(Recorded data)
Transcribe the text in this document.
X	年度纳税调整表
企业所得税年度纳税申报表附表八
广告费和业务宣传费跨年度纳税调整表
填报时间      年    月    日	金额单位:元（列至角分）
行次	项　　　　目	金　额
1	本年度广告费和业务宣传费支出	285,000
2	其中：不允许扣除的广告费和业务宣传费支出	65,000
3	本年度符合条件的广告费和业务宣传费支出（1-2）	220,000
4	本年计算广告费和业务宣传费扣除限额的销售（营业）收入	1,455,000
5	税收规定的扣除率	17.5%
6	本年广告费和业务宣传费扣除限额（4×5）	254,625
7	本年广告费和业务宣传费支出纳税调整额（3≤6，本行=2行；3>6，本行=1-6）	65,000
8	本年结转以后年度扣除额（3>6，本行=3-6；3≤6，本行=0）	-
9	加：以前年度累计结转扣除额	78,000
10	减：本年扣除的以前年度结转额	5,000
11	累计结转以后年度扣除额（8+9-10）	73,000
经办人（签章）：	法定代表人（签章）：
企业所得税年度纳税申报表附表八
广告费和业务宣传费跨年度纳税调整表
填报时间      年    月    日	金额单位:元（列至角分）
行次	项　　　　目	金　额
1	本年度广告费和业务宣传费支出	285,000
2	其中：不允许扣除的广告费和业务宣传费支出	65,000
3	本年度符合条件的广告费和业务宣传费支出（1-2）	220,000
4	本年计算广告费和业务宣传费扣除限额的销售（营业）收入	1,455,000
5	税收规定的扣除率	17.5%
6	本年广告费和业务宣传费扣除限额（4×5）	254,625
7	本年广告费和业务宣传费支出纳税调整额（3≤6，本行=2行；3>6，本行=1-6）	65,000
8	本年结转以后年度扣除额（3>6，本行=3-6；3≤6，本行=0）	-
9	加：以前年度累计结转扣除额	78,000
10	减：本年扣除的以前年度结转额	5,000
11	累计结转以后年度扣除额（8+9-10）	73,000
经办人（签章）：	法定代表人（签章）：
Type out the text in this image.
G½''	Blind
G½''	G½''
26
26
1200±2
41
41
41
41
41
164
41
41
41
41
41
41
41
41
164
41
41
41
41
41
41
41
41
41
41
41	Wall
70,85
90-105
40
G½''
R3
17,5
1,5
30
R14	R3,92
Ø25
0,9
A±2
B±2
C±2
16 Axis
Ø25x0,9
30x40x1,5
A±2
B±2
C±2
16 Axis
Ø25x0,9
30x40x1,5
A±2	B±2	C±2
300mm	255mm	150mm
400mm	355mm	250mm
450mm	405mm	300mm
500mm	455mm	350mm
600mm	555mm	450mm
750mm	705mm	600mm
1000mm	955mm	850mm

# THE PROBLEM
Each entry must be reproduced verbatim.

# EXERCISE RESPONSE
Transcribe the text in this document.
X	年度纳税调整表
企业所得税年度纳税申报表附表八
广告费和业务宣传费跨年度纳税调整表
填报时间      年    月    日	金额单位:元（列至角分）
行次	项　　　　目	金　额
1	本年度广告费和业务宣传费支出	285,000
2	其中：不允许扣除的广告费和业务宣传费支出	65,000
3	本年度符合条件的广告费和业务宣传费支出（1-2）	220,000
4	本年计算广告费和业务宣传费扣除限额的销售（营业）收入	1,455,000
5	税收规定的扣除率	17.5%
6	本年广告费和业务宣传费扣除限额（4×5）	254,625
7	本年广告费和业务宣传费支出纳税调整额（3≤6，本行=2行；3>6，本行=1-6）	65,000
8	本年结转以后年度扣除额（3>6，本行=3-6；3≤6，本行=0）	-
9	加：以前年度累计结转扣除额	78,000
10	减：本年扣除的以前年度结转额	5,000
11	累计结转以后年度扣除额（8+9-10）	73,000
经办人（签章）：	法定代表人（签章）：
企业所得税年度纳税申报表附表八
广告费和业务宣传费跨年度纳税调整表
填报时间      年    月    日	金额单位:元（列至角分）
行次	项　　　　目	金　额
1	本年度广告费和业务宣传费支出	285,000
2	其中：不允许扣除的广告费和业务宣传费支出	65,000
3	本年度符合条件的广告费和业务宣传费支出（1-2）	220,000
4	本年计算广告费和业务宣传费扣除限额的销售（营业）收入	1,455,000
5	税收规定的扣除率	17.5%
6	本年广告费和业务宣传费扣除限额（4×5）	254,625
7	本年广告费和业务宣传费支出纳税调整额（3≤6，本行=2行；3>6，本行=1-6）	65,000
8	本年结转以后年度扣除额（3>6，本行=3-6；3≤6，本行=0）	-
9	加：以前年度累计结转扣除额	78,000
10	减：本年扣除的以前年度结转额	5,000
11	累计结转以后年度扣除额（8+9-10）	73,000
经办人（签章）：	法定代表人（签章）：
Type out the text in this image.
G½''	Blind
G½''	G½''
26
26
1200±2
41
41
41
41
41
164
41
41
41
41
41
41
41
41
164
41
41
41
41
41
41
41
41
41
41
41	Wall
70,85
90-105
40
G½''
R3
17,5
1,5
30
R14	R3,92
Ø25
0,9
A±2
B±2
C±2
16 Axis
Ø25x0,9
30x40x1,5
A±2
B±2
C±2
16 Axis
Ø25x0,9
30x40x1,5
A±2	B±2	C±2
300mm	255mm	150mm
400mm	355mm	250mm
450mm	405mm	300mm
500mm	455mm	350mm
600mm	555mm	450mm
750mm	705mm	600mm
1000mm	955mm	850mm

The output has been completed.